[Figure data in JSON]
━━━━━━━━━━━━━━━━
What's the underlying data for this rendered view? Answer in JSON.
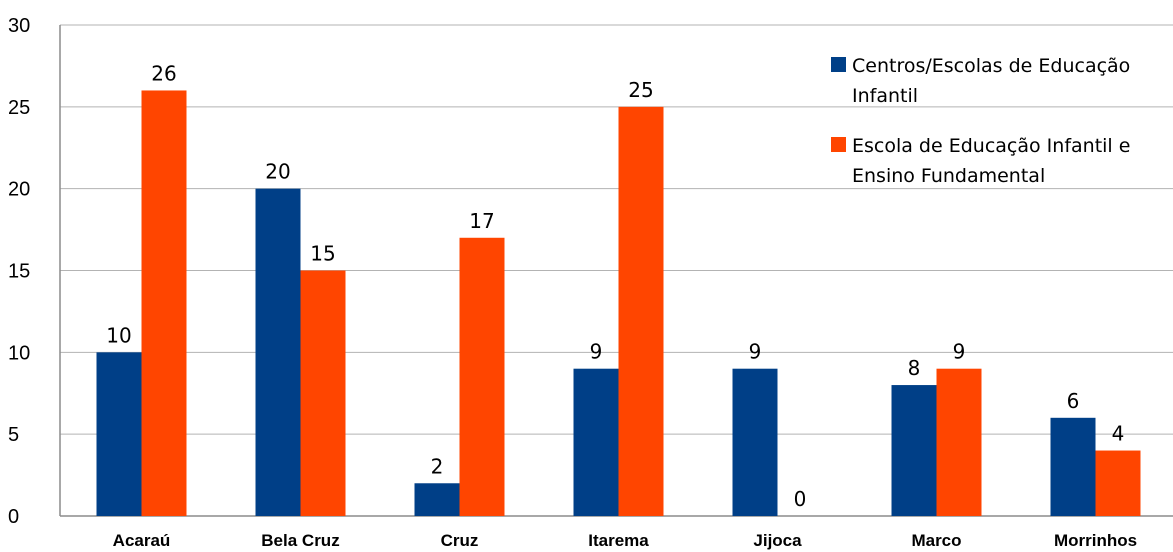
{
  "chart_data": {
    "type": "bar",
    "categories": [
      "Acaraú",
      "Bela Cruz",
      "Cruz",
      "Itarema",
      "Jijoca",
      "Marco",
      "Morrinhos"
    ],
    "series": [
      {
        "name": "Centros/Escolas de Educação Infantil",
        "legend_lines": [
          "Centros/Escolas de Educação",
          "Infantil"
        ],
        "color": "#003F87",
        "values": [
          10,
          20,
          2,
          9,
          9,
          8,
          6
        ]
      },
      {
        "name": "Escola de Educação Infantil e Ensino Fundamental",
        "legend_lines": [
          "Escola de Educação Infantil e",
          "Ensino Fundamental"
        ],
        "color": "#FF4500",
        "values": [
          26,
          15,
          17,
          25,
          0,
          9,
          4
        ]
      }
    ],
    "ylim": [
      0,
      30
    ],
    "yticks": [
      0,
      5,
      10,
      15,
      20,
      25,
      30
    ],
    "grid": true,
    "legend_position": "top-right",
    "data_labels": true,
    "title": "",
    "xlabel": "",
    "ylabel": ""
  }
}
━━━━━━━━━━━━━━━━
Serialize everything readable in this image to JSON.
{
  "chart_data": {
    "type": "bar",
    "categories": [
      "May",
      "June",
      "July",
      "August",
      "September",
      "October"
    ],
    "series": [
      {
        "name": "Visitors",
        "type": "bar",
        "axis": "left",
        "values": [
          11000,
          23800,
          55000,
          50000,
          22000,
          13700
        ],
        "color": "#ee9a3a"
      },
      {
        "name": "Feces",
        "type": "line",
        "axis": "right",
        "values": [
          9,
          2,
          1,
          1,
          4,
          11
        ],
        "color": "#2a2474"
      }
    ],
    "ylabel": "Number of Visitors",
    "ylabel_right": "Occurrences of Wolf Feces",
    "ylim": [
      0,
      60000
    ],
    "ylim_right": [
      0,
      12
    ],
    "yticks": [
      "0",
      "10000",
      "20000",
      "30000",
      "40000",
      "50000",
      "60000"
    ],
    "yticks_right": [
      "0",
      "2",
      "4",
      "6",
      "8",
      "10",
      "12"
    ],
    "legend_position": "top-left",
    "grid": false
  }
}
━━━━━━━━━━━━━━━━
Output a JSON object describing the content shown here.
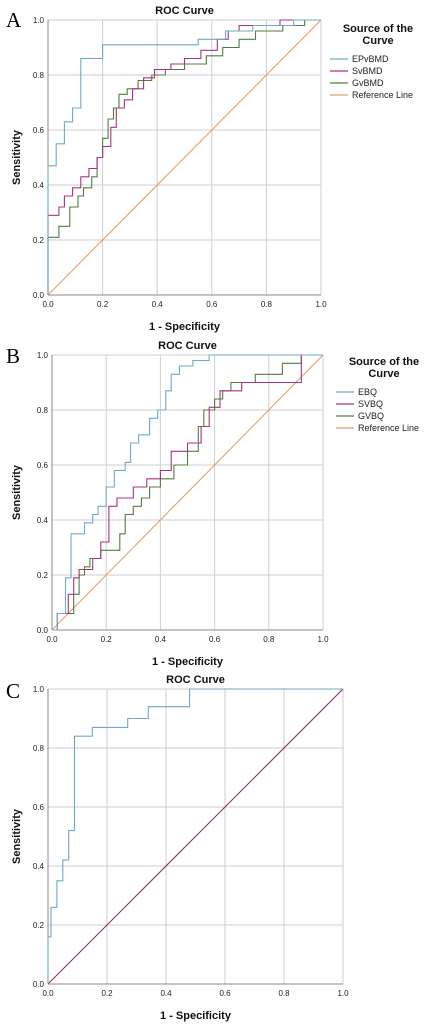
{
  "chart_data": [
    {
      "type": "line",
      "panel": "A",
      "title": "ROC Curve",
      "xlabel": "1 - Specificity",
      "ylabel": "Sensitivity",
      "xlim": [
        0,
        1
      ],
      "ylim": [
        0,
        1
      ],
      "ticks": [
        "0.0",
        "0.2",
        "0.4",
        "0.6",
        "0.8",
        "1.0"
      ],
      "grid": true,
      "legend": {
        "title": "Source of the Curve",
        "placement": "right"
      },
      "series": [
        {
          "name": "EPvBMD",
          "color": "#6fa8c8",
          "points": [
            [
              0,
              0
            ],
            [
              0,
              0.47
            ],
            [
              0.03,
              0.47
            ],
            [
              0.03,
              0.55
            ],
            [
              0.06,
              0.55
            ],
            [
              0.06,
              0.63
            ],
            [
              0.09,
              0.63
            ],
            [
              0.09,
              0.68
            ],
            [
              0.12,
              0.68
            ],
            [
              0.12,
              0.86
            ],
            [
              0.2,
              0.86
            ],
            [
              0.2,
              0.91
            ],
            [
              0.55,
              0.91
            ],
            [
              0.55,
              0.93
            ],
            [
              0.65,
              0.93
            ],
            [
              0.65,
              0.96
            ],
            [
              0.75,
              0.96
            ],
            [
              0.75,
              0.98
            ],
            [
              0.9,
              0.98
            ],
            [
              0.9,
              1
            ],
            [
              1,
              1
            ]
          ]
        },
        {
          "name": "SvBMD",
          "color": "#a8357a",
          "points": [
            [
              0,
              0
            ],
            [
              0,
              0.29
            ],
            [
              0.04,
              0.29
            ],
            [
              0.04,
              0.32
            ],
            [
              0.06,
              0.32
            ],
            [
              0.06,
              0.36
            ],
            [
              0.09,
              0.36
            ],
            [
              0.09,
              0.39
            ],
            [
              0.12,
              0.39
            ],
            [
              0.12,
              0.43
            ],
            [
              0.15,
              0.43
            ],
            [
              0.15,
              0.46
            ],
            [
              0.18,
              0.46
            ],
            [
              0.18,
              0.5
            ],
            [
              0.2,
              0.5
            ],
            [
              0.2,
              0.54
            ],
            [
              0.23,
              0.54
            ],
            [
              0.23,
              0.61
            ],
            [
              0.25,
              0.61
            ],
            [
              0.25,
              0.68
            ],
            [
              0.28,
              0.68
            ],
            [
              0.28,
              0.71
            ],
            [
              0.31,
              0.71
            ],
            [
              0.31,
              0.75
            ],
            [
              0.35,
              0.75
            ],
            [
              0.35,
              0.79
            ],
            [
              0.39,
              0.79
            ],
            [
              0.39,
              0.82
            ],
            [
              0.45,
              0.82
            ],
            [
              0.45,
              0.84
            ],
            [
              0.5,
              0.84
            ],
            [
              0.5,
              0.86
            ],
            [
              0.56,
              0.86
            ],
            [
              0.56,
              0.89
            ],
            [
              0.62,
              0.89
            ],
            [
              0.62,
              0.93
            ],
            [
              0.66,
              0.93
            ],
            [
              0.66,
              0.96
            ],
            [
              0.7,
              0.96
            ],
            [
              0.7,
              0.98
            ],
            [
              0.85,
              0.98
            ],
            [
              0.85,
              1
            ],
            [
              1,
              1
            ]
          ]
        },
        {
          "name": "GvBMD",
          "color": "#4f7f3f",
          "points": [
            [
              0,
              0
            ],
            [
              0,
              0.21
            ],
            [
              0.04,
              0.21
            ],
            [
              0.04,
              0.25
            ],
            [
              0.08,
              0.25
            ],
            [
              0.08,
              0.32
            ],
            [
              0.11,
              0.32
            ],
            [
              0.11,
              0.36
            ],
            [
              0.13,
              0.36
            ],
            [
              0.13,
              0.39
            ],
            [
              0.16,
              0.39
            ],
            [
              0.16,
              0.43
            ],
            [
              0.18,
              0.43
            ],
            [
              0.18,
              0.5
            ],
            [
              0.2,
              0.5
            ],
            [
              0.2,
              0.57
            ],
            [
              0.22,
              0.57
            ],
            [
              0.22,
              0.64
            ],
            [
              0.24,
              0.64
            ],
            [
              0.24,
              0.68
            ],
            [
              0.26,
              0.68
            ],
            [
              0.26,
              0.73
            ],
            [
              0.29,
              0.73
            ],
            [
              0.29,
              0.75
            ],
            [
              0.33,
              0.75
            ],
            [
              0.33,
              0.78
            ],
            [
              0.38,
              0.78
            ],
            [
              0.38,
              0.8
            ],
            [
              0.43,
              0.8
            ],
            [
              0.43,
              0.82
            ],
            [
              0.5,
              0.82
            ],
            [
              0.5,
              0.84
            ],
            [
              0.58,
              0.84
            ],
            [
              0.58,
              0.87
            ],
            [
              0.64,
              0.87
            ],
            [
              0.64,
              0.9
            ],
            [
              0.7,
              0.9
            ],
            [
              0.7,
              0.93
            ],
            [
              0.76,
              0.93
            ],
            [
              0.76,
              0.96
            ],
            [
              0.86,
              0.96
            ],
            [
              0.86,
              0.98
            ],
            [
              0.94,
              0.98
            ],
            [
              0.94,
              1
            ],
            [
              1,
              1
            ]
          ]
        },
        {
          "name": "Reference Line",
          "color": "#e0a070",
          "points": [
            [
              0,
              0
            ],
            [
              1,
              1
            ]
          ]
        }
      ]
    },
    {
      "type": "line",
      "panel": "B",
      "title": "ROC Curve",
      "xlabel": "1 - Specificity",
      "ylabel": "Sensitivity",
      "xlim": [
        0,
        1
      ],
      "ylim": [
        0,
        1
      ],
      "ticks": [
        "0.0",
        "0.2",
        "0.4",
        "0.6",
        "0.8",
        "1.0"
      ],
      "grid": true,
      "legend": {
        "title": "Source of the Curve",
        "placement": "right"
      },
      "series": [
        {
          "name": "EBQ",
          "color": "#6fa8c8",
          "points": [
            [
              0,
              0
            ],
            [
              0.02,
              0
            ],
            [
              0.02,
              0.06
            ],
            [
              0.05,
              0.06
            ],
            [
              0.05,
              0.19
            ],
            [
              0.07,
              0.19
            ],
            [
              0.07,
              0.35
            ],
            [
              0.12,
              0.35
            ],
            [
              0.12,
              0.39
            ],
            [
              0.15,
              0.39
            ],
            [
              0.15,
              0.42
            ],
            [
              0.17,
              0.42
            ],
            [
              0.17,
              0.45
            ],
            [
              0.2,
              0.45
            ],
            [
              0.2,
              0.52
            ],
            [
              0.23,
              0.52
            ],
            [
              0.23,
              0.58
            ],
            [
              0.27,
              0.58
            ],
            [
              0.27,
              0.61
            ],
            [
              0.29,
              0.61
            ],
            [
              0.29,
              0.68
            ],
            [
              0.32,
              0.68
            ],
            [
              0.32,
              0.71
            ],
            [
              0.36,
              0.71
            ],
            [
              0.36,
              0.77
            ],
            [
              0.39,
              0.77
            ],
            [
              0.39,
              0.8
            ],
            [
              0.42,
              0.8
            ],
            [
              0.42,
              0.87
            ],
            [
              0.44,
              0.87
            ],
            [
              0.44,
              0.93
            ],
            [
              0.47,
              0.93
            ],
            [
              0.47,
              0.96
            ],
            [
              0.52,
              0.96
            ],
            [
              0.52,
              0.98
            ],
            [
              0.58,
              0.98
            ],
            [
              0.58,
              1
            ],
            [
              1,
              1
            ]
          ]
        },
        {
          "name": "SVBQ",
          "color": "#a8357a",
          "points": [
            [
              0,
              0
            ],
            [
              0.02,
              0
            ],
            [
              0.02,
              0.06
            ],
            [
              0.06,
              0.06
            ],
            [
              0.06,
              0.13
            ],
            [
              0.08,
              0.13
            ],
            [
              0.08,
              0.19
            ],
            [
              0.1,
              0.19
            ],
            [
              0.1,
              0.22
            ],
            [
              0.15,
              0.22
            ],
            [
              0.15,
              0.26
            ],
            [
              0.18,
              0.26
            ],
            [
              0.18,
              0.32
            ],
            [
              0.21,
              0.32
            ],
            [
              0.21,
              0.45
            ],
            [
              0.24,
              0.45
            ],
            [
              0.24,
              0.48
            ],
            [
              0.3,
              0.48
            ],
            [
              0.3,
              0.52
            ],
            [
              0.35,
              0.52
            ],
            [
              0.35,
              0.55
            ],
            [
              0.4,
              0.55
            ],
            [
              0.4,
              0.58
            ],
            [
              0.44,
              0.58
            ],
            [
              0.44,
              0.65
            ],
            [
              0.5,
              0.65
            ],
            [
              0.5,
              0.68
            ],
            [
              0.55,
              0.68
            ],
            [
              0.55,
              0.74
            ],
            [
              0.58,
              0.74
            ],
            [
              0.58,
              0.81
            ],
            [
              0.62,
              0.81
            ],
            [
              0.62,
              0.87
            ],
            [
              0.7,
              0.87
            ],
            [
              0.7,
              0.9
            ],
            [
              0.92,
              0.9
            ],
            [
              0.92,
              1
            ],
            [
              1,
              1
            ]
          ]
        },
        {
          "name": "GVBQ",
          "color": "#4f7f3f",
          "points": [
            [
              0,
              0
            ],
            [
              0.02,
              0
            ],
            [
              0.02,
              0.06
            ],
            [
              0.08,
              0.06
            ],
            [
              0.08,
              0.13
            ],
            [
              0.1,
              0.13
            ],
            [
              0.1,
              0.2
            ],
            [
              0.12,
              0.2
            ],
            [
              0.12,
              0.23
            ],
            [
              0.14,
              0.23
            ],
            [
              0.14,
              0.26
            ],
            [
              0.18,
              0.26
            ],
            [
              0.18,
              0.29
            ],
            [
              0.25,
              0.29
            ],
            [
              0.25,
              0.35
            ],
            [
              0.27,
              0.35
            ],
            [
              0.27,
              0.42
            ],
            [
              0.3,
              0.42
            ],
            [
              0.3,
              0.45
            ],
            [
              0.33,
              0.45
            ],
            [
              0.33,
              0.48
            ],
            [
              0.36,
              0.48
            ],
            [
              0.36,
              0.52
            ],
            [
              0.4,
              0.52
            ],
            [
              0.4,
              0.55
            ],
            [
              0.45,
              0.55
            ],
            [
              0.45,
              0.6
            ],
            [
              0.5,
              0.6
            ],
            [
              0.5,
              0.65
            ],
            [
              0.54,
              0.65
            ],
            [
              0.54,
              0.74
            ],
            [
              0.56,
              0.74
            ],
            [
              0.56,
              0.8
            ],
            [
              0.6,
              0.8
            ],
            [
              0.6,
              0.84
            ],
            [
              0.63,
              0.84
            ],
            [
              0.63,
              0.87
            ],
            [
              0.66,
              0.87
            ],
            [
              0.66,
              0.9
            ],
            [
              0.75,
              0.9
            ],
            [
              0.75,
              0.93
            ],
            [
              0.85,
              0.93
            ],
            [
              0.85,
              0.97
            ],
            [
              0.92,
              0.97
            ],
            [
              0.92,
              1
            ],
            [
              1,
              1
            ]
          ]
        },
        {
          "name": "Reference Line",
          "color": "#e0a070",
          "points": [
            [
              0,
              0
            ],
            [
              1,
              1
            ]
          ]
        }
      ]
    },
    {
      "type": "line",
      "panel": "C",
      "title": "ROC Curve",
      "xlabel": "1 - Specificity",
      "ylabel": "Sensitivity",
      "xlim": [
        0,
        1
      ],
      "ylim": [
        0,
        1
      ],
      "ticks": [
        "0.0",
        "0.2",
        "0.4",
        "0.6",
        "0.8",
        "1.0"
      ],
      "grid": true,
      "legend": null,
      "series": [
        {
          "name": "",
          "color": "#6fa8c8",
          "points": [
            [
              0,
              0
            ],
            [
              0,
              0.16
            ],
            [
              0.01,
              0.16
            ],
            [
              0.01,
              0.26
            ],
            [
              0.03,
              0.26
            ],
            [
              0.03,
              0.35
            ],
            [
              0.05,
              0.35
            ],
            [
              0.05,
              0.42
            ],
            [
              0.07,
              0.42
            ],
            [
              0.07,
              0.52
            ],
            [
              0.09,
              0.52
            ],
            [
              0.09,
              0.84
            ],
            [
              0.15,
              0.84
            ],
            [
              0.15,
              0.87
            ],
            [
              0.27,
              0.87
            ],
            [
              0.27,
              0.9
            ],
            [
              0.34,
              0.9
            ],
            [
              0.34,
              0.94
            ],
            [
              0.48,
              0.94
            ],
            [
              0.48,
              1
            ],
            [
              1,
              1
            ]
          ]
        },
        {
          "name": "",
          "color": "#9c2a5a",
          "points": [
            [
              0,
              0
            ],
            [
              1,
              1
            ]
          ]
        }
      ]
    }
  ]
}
━━━━━━━━━━━━━━━━
_Written problem_
Copy every line of the listing containing the string "Centros".

_Solution below_
        "name": "Centros/Escolas de Educação Infantil",
          "Centros/Escolas de Educação",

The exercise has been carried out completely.